WHAT YOU HAVE TO DO:
Read through the records below and copy each line that uses the word "name".

(Dataset entries on figures)
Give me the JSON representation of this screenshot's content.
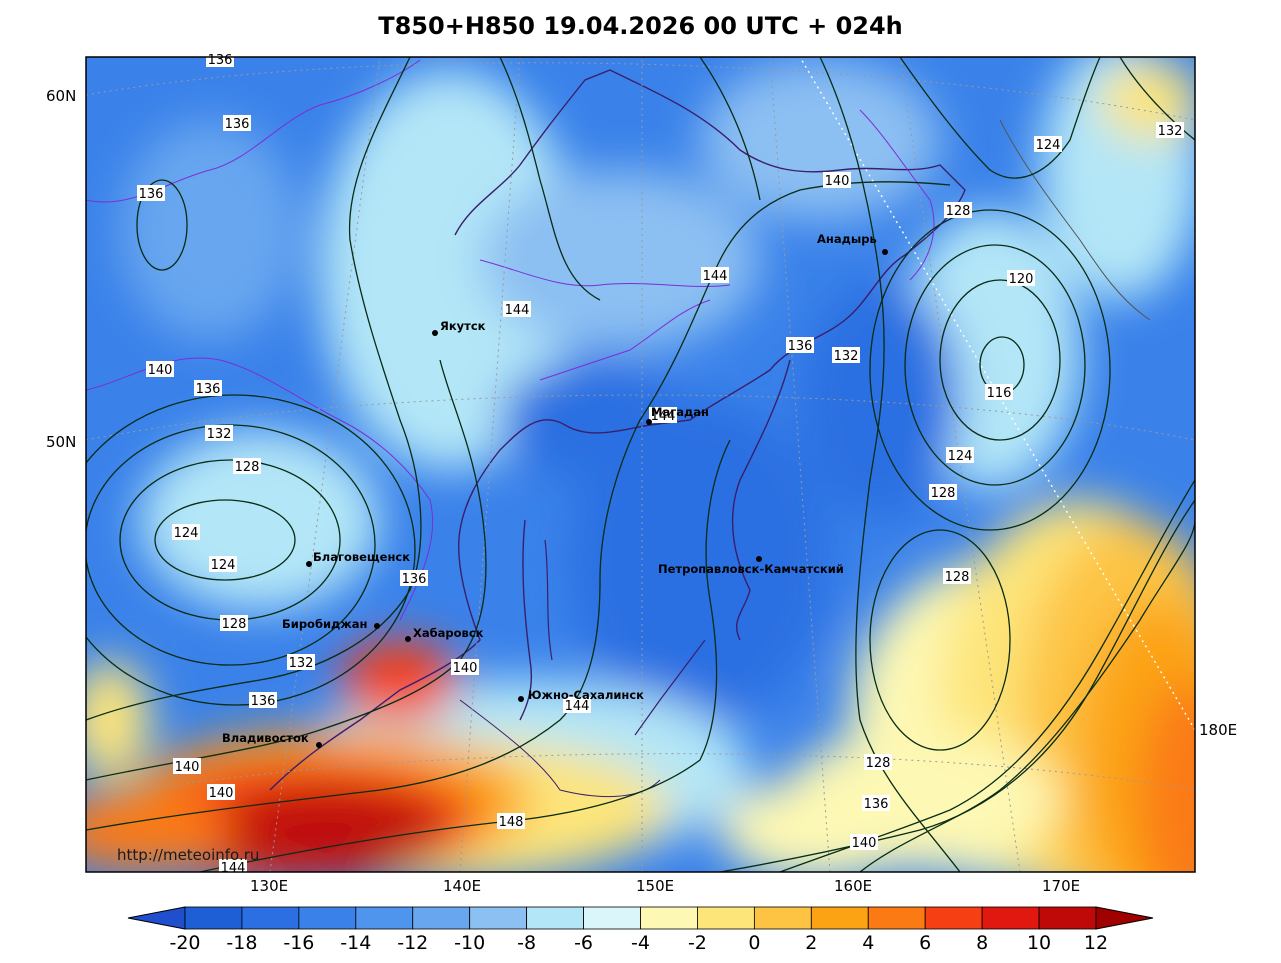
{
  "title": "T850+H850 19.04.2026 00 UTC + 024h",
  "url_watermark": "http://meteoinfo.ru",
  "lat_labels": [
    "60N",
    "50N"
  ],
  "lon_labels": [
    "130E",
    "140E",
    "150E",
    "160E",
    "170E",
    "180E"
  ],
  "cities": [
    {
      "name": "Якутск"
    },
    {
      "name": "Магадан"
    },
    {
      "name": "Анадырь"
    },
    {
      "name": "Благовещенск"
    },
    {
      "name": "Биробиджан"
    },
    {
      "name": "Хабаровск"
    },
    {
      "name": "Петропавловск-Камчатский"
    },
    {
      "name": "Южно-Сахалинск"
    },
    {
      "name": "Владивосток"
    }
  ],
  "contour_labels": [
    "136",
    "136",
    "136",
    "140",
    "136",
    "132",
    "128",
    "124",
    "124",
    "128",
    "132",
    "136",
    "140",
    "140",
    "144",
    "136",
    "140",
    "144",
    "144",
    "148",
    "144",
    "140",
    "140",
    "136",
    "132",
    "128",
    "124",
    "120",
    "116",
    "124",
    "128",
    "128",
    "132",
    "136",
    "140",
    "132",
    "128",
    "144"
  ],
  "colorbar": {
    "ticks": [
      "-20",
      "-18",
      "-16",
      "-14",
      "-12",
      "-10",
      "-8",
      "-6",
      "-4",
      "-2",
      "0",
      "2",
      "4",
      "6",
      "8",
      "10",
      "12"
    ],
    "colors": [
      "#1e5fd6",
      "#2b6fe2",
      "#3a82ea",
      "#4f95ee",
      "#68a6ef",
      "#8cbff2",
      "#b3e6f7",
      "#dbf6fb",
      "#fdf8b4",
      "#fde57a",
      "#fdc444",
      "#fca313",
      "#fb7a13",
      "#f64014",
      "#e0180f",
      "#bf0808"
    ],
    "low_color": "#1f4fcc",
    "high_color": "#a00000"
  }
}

FULL OUTPUT:
      "name": "Якутск"
      "name": "Магадан"
      "name": "Анадырь"
      "name": "Благовещенск"
      "name": "Биробиджан"
      "name": "Хабаровск"
      "name": "Петропавловск-Камчатский"
      "name": "Южно-Сахалинск"
      "name": "Владивосток"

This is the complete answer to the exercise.